Exercise: Give every entry again, unchanged, and leave its images out.

━━━━━ Recorded data ━━━━━

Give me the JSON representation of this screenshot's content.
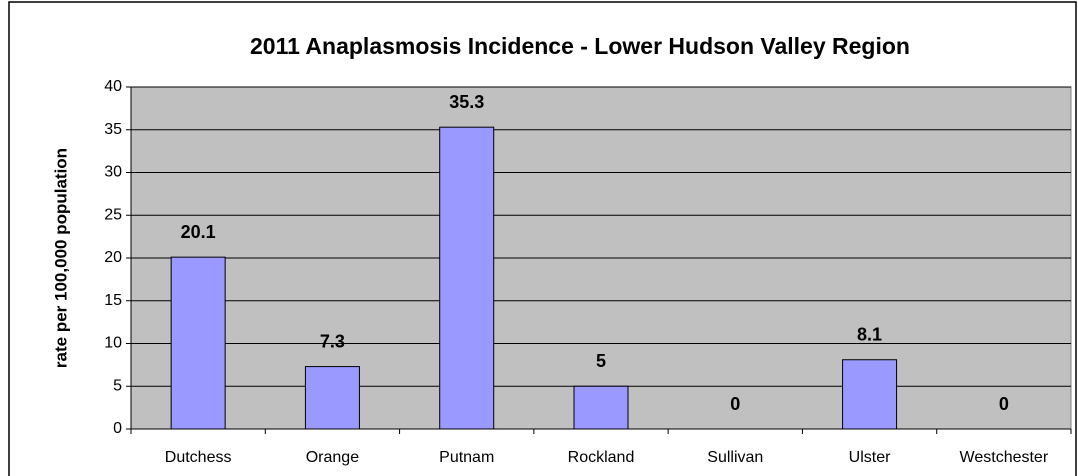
{
  "chart_data": {
    "type": "bar",
    "title": "2011 Anaplasmosis Incidence - Lower Hudson Valley Region",
    "y_label": "rate per 100,000 population",
    "categories": [
      "Dutchess",
      "Orange",
      "Putnam",
      "Rockland",
      "Sullivan",
      "Ulster",
      "Westchester"
    ],
    "values": [
      20.1,
      7.3,
      35.3,
      5,
      0,
      8.1,
      0
    ],
    "color": "#9999ff",
    "ylim": [
      0,
      40
    ],
    "yticks": [
      0,
      5,
      10,
      15,
      20,
      25,
      30,
      35,
      40
    ],
    "grid": true
  }
}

━━━━━

Written answer:
Give me the JSON representation of this screenshot's content.
{
  "chart_data": {
    "type": "bar",
    "title": "2011 Anaplasmosis Incidence - Lower Hudson Valley Region",
    "y_label": "rate per 100,000 population",
    "categories": [
      "Dutchess",
      "Orange",
      "Putnam",
      "Rockland",
      "Sullivan",
      "Ulster",
      "Westchester"
    ],
    "values": [
      20.1,
      7.3,
      35.3,
      5,
      0,
      8.1,
      0
    ],
    "color": "#9999ff",
    "ylim": [
      0,
      40
    ],
    "yticks": [
      0,
      5,
      10,
      15,
      20,
      25,
      30,
      35,
      40
    ],
    "grid": true
  }
}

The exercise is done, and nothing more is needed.